AIM: Check every line of the entries that follow, and copy the ones containing "Output".

-------- DATA SUPPLIED --------

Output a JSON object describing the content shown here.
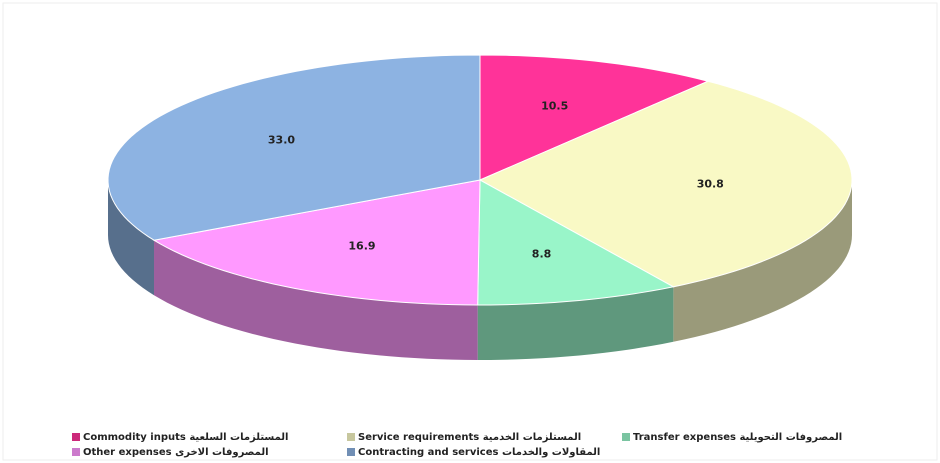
{
  "chart_data": {
    "type": "pie",
    "categories": [
      "Commodity inputs المستلزمات السلعية",
      "Service requirements المستلزمات الخدمية",
      "Transfer expenses المصروفات التحويلية",
      "Other expenses المصروفات الاخرى",
      "Contracting and services المقاولات والخدمات"
    ],
    "values": [
      10.5,
      30.8,
      8.8,
      16.9,
      33.0
    ],
    "value_labels": [
      "10.5",
      "30.8",
      "8.8",
      "16.9",
      "33.0"
    ],
    "colors": [
      "#ff3399",
      "#f9f9c5",
      "#99f5c9",
      "#ff99ff",
      "#8db3e2"
    ],
    "legend": "bottom"
  }
}
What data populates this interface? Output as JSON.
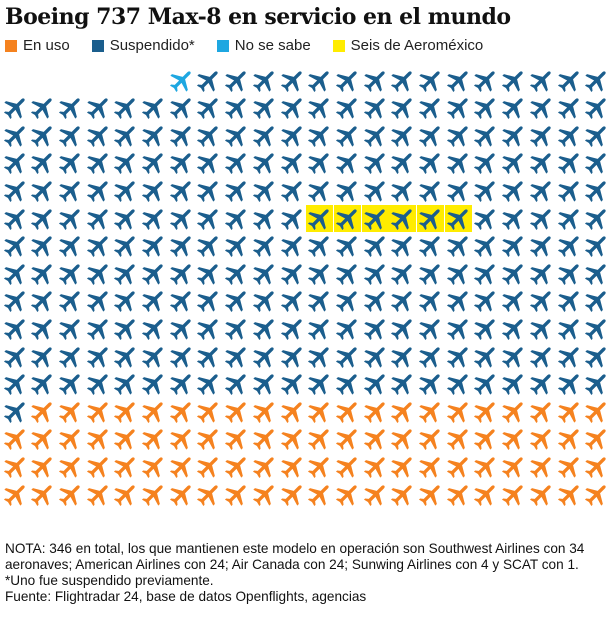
{
  "title": "Boeing 737 Max-8 en servicio en el mundo",
  "legend": [
    {
      "label": "En uso",
      "color": "#f5821f"
    },
    {
      "label": "Suspendido*",
      "color": "#1b5e8d"
    },
    {
      "label": "No se sabe",
      "color": "#1ea7e1"
    },
    {
      "label": "Seis de Aeroméxico",
      "color": "#ffec00"
    }
  ],
  "chart_data": {
    "type": "pictogram",
    "icon": "airplane-icon",
    "total": 346,
    "columns": 22,
    "categories": [
      "No se sabe",
      "Suspendido*",
      "Seis de Aeroméxico",
      "En uso"
    ],
    "values": [
      1,
      252,
      6,
      87
    ]
  },
  "note": "NOTA: 346 en total, los que mantienen este modelo en operación son Southwest Airlines con 34 aeronaves; American Airlines con 24; Air Canada con 24; Sunwing Airlines con 4 y SCAT con 1. *Uno fue suspendido previamente.",
  "source": "Fuente: Flightradar 24, base de datos Openflights, agencias"
}
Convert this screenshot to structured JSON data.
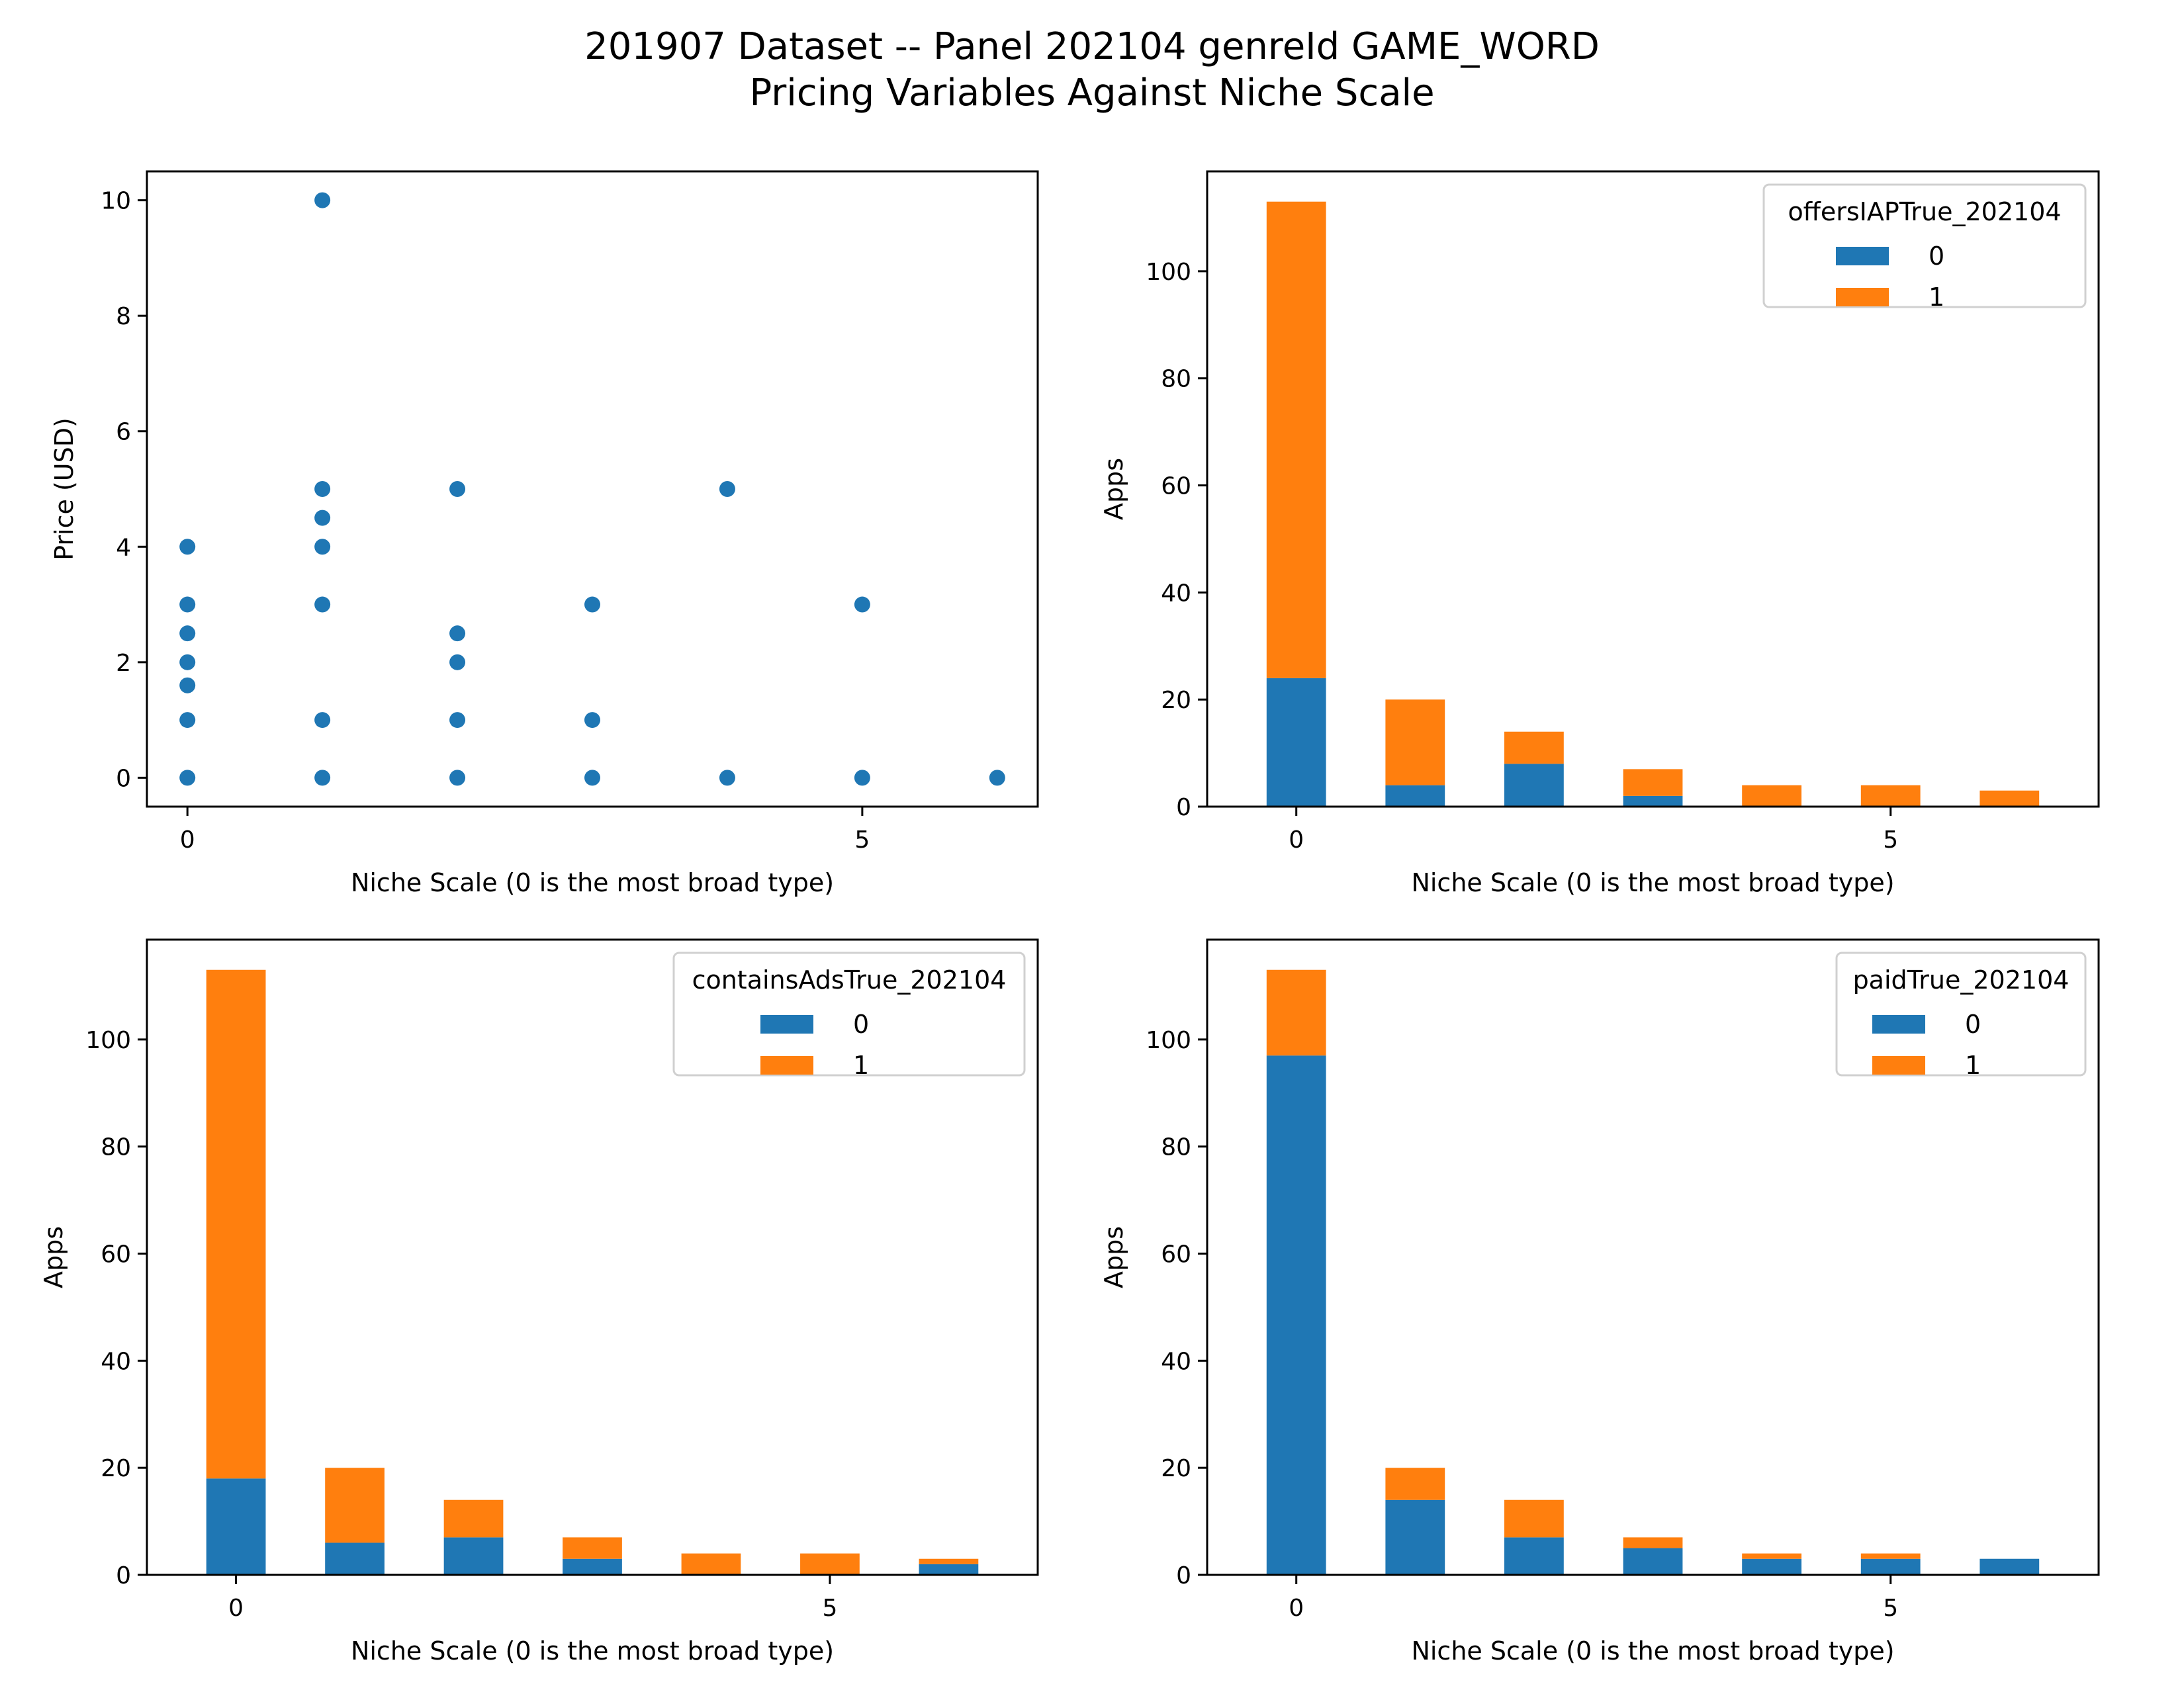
{
  "figure": {
    "title_line1": "201907 Dataset -- Panel 202104 genreId GAME_WORD",
    "title_line2": "Pricing Variables Against Niche Scale"
  },
  "colors": {
    "series0": "#1f77b4",
    "series1": "#ff7f0e",
    "axis": "#000000"
  },
  "chart_data": [
    {
      "type": "scatter",
      "xlabel": "Niche Scale (0 is the most broad type)",
      "ylabel": "Price (USD)",
      "xlim": [
        -0.3,
        6.3
      ],
      "ylim": [
        -0.5,
        10.5
      ],
      "xticks": [
        0,
        5
      ],
      "yticks": [
        0,
        2,
        4,
        6,
        8,
        10
      ],
      "points": [
        [
          0,
          0
        ],
        [
          0,
          1
        ],
        [
          0,
          1.6
        ],
        [
          0,
          2
        ],
        [
          0,
          2.5
        ],
        [
          0,
          3
        ],
        [
          0,
          4
        ],
        [
          1,
          0
        ],
        [
          1,
          1
        ],
        [
          1,
          3
        ],
        [
          1,
          4
        ],
        [
          1,
          4.5
        ],
        [
          1,
          5
        ],
        [
          1,
          10
        ],
        [
          2,
          0
        ],
        [
          2,
          1
        ],
        [
          2,
          2
        ],
        [
          2,
          2.5
        ],
        [
          2,
          5
        ],
        [
          3,
          0
        ],
        [
          3,
          1
        ],
        [
          3,
          3
        ],
        [
          4,
          0
        ],
        [
          4,
          5
        ],
        [
          5,
          0
        ],
        [
          5,
          3
        ],
        [
          6,
          0
        ]
      ]
    },
    {
      "type": "bar",
      "stacked": true,
      "xlabel": "Niche Scale (0 is the most broad type)",
      "ylabel": "Apps",
      "categories": [
        0,
        1,
        2,
        3,
        4,
        5,
        6
      ],
      "xticks": [
        0,
        5
      ],
      "yticks": [
        0,
        20,
        40,
        60,
        80,
        100
      ],
      "ylim": [
        0,
        118.65
      ],
      "legend_title": "offersIAPTrue_202104",
      "legend_position": "top-right",
      "series": [
        {
          "name": "0",
          "values": [
            24,
            4,
            8,
            2,
            0,
            0,
            0
          ]
        },
        {
          "name": "1",
          "values": [
            89,
            16,
            6,
            5,
            4,
            4,
            3
          ]
        }
      ]
    },
    {
      "type": "bar",
      "stacked": true,
      "xlabel": "Niche Scale (0 is the most broad type)",
      "ylabel": "Apps",
      "categories": [
        0,
        1,
        2,
        3,
        4,
        5,
        6
      ],
      "xticks": [
        0,
        5
      ],
      "yticks": [
        0,
        20,
        40,
        60,
        80,
        100
      ],
      "ylim": [
        0,
        118.65
      ],
      "legend_title": "containsAdsTrue_202104",
      "legend_position": "top-right",
      "series": [
        {
          "name": "0",
          "values": [
            18,
            6,
            7,
            3,
            0,
            0,
            2
          ]
        },
        {
          "name": "1",
          "values": [
            95,
            14,
            7,
            4,
            4,
            4,
            1
          ]
        }
      ]
    },
    {
      "type": "bar",
      "stacked": true,
      "xlabel": "Niche Scale (0 is the most broad type)",
      "ylabel": "Apps",
      "categories": [
        0,
        1,
        2,
        3,
        4,
        5,
        6
      ],
      "xticks": [
        0,
        5
      ],
      "yticks": [
        0,
        20,
        40,
        60,
        80,
        100
      ],
      "ylim": [
        0,
        118.65
      ],
      "legend_title": "paidTrue_202104",
      "legend_position": "top-right",
      "series": [
        {
          "name": "0",
          "values": [
            97,
            14,
            7,
            5,
            3,
            3,
            3
          ]
        },
        {
          "name": "1",
          "values": [
            16,
            6,
            7,
            2,
            1,
            1,
            0
          ]
        }
      ]
    }
  ]
}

--------

FINISHED ANSWER:
Output a JSON object describing the content shown here.
What data populates this interface? Output as JSON.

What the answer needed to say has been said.